■ Aim of the task ■
Go through the lines below. Copy those with "make".

[Saved data entries]

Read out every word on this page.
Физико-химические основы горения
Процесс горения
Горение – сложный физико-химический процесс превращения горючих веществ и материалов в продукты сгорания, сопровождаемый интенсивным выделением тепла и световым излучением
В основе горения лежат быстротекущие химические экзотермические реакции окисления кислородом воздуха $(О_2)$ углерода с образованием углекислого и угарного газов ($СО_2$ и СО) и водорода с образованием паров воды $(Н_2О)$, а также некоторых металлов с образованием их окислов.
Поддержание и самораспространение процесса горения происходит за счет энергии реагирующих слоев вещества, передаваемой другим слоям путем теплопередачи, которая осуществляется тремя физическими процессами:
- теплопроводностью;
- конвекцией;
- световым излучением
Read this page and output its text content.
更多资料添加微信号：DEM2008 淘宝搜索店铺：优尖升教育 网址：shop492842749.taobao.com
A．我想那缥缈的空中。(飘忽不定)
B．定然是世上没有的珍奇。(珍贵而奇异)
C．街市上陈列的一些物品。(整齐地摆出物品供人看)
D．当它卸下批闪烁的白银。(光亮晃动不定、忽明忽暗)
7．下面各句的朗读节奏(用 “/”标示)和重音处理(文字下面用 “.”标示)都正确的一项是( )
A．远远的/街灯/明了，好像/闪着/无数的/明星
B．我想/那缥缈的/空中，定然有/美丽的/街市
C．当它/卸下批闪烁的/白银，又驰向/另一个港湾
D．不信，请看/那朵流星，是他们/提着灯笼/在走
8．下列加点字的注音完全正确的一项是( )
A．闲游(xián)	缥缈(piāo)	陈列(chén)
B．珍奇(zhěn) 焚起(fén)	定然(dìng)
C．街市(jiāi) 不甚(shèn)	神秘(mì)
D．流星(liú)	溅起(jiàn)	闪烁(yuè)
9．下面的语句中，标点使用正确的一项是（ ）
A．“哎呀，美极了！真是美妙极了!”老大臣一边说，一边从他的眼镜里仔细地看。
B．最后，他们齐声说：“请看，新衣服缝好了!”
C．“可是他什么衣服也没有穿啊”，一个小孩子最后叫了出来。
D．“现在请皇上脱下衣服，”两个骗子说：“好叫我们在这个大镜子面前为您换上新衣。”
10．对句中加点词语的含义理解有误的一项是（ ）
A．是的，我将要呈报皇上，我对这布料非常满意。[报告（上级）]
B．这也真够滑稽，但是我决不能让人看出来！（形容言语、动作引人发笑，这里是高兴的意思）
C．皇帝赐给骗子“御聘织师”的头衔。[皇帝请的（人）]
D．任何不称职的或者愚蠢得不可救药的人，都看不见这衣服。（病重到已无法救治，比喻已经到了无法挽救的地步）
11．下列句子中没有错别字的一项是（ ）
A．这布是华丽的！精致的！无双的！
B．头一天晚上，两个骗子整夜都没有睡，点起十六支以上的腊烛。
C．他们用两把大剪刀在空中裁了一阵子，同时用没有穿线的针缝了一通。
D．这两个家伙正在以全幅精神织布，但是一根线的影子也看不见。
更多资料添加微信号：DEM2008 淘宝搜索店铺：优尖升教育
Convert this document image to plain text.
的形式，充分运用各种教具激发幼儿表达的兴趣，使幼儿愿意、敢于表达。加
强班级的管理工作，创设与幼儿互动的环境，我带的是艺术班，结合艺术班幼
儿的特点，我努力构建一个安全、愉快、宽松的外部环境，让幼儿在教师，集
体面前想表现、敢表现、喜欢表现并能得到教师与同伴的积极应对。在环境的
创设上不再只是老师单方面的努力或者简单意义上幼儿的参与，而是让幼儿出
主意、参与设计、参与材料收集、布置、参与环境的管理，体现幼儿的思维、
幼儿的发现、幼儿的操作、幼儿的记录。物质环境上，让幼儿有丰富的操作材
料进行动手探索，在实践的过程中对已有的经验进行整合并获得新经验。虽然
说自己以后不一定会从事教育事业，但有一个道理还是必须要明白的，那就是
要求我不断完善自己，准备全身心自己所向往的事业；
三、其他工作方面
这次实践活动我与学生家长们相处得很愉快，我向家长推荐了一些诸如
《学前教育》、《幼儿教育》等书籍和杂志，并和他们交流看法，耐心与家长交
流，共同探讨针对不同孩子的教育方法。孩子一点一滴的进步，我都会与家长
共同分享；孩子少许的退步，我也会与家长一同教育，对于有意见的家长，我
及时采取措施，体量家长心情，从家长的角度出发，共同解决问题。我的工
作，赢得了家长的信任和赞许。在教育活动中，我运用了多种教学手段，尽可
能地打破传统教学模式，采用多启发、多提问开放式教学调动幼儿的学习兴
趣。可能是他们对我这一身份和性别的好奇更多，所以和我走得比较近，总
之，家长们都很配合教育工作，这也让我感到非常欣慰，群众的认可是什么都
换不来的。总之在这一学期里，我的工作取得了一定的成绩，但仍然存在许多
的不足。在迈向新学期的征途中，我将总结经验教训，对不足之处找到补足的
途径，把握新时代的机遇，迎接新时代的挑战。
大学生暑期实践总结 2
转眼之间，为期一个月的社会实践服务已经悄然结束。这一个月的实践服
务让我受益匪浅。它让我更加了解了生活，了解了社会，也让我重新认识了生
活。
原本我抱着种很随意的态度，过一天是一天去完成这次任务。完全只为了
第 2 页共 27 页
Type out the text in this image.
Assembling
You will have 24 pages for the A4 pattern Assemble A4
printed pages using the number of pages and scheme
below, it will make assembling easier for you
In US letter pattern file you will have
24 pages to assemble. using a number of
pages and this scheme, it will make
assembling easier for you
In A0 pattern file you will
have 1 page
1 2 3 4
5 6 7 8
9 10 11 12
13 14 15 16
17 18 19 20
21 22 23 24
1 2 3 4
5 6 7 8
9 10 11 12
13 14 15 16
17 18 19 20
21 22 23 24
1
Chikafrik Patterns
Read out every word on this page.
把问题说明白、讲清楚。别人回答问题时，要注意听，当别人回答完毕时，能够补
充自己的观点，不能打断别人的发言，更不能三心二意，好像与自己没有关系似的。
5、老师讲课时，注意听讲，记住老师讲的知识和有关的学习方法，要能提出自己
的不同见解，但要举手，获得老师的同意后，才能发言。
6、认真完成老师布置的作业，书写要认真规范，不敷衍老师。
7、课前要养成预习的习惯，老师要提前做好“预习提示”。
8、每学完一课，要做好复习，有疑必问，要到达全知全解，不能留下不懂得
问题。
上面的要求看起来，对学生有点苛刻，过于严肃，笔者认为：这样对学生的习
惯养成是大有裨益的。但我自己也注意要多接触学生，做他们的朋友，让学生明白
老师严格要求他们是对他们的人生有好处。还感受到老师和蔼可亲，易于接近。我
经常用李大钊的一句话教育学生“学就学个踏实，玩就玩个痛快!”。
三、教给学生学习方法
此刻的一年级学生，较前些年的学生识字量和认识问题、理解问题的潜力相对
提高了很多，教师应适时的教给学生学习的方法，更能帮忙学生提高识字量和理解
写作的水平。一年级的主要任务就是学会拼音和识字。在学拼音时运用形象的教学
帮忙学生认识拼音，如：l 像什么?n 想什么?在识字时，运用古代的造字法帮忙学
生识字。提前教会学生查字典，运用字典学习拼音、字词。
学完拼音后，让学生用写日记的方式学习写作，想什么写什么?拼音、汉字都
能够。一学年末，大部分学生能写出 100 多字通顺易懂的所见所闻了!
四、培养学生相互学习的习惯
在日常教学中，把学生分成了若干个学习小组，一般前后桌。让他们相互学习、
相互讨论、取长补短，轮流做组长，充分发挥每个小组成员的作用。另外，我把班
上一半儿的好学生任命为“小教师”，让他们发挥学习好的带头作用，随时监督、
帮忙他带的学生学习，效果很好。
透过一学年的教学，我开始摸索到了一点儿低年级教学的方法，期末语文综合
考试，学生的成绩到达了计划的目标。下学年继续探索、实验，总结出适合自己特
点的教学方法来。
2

■ The solution ■
below, it will make assembling easier for you
pages and this scheme, it will make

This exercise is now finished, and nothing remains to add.